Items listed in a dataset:
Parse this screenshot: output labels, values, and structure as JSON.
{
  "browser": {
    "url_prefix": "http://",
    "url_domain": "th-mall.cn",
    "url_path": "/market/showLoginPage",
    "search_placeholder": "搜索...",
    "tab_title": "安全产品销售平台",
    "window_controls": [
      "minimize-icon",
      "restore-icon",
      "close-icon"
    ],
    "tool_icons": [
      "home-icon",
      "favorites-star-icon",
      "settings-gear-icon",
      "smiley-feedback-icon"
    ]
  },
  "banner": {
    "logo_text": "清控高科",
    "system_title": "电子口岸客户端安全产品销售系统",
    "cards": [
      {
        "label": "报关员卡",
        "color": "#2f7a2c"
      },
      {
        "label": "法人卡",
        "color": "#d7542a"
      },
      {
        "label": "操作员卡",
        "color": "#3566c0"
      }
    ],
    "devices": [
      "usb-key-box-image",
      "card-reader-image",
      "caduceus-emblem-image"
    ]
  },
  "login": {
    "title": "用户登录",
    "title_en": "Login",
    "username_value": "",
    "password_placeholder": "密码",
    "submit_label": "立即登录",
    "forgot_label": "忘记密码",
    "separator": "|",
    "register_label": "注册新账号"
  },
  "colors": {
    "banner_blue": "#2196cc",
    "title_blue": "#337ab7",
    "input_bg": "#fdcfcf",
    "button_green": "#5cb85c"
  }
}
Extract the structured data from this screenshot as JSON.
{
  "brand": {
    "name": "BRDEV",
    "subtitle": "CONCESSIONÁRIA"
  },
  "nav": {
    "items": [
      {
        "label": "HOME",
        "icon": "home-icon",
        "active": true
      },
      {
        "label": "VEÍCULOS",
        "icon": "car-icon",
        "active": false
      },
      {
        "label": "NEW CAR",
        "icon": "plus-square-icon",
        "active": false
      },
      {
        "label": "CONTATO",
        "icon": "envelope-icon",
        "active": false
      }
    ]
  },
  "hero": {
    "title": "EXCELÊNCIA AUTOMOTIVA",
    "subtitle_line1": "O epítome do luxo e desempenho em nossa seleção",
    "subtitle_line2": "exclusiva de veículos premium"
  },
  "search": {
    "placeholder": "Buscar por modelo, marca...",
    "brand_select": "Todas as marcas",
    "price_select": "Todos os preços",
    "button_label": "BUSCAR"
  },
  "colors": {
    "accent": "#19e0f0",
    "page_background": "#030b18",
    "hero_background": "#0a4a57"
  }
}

■ The problem ■
From the records above, please extract every line and repeat it exactly.

■ Result for this exercise ■
Parse this screenshot: output labels, values, and structure as JSON.
{
  "browser": {
    "url_prefix": "http://",
    "url_domain": "th-mall.cn",
    "url_path": "/market/showLoginPage",
    "search_placeholder": "搜索...",
    "tab_title": "安全产品销售平台",
    "window_controls": [
      "minimize-icon",
      "restore-icon",
      "close-icon"
    ],
    "tool_icons": [
      "home-icon",
      "favorites-star-icon",
      "settings-gear-icon",
      "smiley-feedback-icon"
    ]
  },
  "banner": {
    "logo_text": "清控高科",
    "system_title": "电子口岸客户端安全产品销售系统",
    "cards": [
      {
        "label": "报关员卡",
        "color": "#2f7a2c"
      },
      {
        "label": "法人卡",
        "color": "#d7542a"
      },
      {
        "label": "操作员卡",
        "color": "#3566c0"
      }
    ],
    "devices": [
      "usb-key-box-image",
      "card-reader-image",
      "caduceus-emblem-image"
    ]
  },
  "login": {
    "title": "用户登录",
    "title_en": "Login",
    "username_value": "",
    "password_placeholder": "密码",
    "submit_label": "立即登录",
    "forgot_label": "忘记密码",
    "separator": "|",
    "register_label": "注册新账号"
  },
  "colors": {
    "banner_blue": "#2196cc",
    "title_blue": "#337ab7",
    "input_bg": "#fdcfcf",
    "button_green": "#5cb85c"
  }
}
Extract the structured data from this screenshot as JSON.
{
  "brand": {
    "name": "BRDEV",
    "subtitle": "CONCESSIONÁRIA"
  },
  "nav": {
    "items": [
      {
        "label": "HOME",
        "icon": "home-icon",
        "active": true
      },
      {
        "label": "VEÍCULOS",
        "icon": "car-icon",
        "active": false
      },
      {
        "label": "NEW CAR",
        "icon": "plus-square-icon",
        "active": false
      },
      {
        "label": "CONTATO",
        "icon": "envelope-icon",
        "active": false
      }
    ]
  },
  "hero": {
    "title": "EXCELÊNCIA AUTOMOTIVA",
    "subtitle_line1": "O epítome do luxo e desempenho em nossa seleção",
    "subtitle_line2": "exclusiva de veículos premium"
  },
  "search": {
    "placeholder": "Buscar por modelo, marca...",
    "brand_select": "Todas as marcas",
    "price_select": "Todos os preços",
    "button_label": "BUSCAR"
  },
  "colors": {
    "accent": "#19e0f0",
    "page_background": "#030b18",
    "hero_background": "#0a4a57"
  }
}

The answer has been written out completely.